I went into this book knowing nothing about it, not having seen the movie, certainly not having seen the musical and not being familiar with the Irish institution that is Roddy Doyle.
Initially I thought there was a mistake and I somehow obtained the screenplay for the film rather than the novel. Doyle shows a true bravado in his disregard for what we assume to constitute a novel. His narrative is composed almost entirely of dialogues and some diminished descriptions which are no more than stage directions.
Yet, somehow, despite those self-imposed constraints and in just 140 pages he manages to capture the essence of teenage dreams, how they burn and then burn out, how they get lost in arguments and get flooded by hormonal rivers. It’s all there in a story of a few Dublin teenagers who form a band and try to bring some soul into the Irish capital. Make no mistake, though, this is not a novel about sex, drugs and rock’n’roll. It’s a lot more innocent than that. It’s neither glamorous, nor bohemian. It’s just working class. It’s like that Lorde’s song Royals.

**PROBLEM DETAILS:** Continue the review of the Roddy Doyle novel, starting after its last sentence.

**Records in a dataset:**
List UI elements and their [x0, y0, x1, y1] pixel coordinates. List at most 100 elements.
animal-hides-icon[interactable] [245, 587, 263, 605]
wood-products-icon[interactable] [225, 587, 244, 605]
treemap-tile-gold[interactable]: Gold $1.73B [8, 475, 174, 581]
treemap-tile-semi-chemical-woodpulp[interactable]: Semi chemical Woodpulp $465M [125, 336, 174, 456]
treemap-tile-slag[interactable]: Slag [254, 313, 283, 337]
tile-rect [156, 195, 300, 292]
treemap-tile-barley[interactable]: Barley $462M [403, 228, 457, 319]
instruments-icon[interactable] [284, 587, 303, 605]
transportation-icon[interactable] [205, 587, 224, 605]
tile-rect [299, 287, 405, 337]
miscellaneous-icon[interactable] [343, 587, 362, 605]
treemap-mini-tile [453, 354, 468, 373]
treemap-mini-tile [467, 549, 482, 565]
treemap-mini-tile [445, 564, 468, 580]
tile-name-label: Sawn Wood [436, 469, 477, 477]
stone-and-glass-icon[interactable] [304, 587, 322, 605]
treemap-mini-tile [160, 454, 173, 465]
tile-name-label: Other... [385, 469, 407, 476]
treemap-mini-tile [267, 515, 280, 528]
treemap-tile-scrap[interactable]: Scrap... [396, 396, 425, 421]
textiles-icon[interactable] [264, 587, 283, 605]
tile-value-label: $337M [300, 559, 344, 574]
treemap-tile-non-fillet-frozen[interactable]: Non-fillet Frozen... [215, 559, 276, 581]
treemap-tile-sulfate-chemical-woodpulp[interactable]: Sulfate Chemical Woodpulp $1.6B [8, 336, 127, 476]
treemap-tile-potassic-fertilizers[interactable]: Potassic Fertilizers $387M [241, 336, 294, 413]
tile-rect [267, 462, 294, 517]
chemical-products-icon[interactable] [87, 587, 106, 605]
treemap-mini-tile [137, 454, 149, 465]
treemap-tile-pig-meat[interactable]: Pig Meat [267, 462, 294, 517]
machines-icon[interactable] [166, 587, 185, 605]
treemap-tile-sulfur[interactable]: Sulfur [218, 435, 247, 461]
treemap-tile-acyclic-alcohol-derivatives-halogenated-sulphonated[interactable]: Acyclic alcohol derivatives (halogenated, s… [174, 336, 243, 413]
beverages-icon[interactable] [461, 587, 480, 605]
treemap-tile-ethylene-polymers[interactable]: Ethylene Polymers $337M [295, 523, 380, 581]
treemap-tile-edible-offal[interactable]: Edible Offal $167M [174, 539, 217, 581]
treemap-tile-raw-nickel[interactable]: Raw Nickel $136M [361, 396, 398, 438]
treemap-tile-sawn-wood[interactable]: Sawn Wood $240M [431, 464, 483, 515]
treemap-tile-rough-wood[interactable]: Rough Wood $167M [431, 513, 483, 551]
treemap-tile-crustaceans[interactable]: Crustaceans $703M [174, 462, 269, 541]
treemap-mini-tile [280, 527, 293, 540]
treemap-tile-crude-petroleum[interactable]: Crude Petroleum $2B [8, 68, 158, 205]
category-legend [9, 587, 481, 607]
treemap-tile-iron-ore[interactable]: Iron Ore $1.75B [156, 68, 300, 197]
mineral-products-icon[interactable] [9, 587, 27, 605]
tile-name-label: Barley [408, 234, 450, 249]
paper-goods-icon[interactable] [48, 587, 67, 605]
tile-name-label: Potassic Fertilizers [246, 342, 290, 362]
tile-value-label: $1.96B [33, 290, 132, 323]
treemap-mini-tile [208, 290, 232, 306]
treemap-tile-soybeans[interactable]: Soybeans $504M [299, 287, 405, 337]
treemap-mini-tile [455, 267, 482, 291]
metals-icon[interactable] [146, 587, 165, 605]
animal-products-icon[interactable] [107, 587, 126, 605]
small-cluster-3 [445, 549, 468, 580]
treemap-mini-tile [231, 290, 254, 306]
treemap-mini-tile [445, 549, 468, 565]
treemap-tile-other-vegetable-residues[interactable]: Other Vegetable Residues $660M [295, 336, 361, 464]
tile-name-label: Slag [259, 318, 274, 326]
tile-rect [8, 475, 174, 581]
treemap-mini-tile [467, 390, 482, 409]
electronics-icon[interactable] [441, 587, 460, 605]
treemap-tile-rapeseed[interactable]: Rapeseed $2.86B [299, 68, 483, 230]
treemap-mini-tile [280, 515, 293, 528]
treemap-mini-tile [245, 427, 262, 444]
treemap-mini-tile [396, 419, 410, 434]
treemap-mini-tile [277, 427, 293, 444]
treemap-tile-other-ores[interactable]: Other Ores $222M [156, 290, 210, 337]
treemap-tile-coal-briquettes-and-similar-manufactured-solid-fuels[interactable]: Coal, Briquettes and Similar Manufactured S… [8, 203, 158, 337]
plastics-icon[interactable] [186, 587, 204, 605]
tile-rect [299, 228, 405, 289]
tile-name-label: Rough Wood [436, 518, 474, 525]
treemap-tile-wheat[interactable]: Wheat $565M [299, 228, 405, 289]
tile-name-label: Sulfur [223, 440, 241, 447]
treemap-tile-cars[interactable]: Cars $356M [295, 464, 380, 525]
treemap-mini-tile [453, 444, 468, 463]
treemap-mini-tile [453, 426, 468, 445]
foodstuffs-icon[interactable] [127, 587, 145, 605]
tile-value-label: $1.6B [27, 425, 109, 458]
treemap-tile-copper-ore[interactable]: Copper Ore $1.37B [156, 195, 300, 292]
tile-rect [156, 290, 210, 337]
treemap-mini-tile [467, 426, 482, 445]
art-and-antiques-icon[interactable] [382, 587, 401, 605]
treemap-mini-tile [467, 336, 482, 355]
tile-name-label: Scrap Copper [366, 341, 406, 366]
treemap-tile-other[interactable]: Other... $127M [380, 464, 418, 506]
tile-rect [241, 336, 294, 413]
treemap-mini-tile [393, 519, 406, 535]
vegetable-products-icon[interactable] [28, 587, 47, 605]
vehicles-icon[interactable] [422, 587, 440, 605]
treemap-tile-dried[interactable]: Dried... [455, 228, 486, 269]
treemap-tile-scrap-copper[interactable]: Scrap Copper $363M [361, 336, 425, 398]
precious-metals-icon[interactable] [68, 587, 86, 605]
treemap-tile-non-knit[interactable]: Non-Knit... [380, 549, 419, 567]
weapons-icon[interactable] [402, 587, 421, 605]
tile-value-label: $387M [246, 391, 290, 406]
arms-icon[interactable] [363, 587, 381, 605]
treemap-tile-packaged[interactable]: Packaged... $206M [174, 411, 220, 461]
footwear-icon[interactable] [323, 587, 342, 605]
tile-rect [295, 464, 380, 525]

**WRITTEN RESPONSE:**
Even though the format of ‘The Commitments’ didn’t quite work for me, because I’m attached to the more Dickensian kind of narration, it did manage to extract some emotional response from me. However, I think this is one of the few instances where I think ‘the movie is better.’ And that is without actually having seen the movie.
*Knowledge of 60’s r’n’b and soul music desirable but not essential for the enjoyment of this book.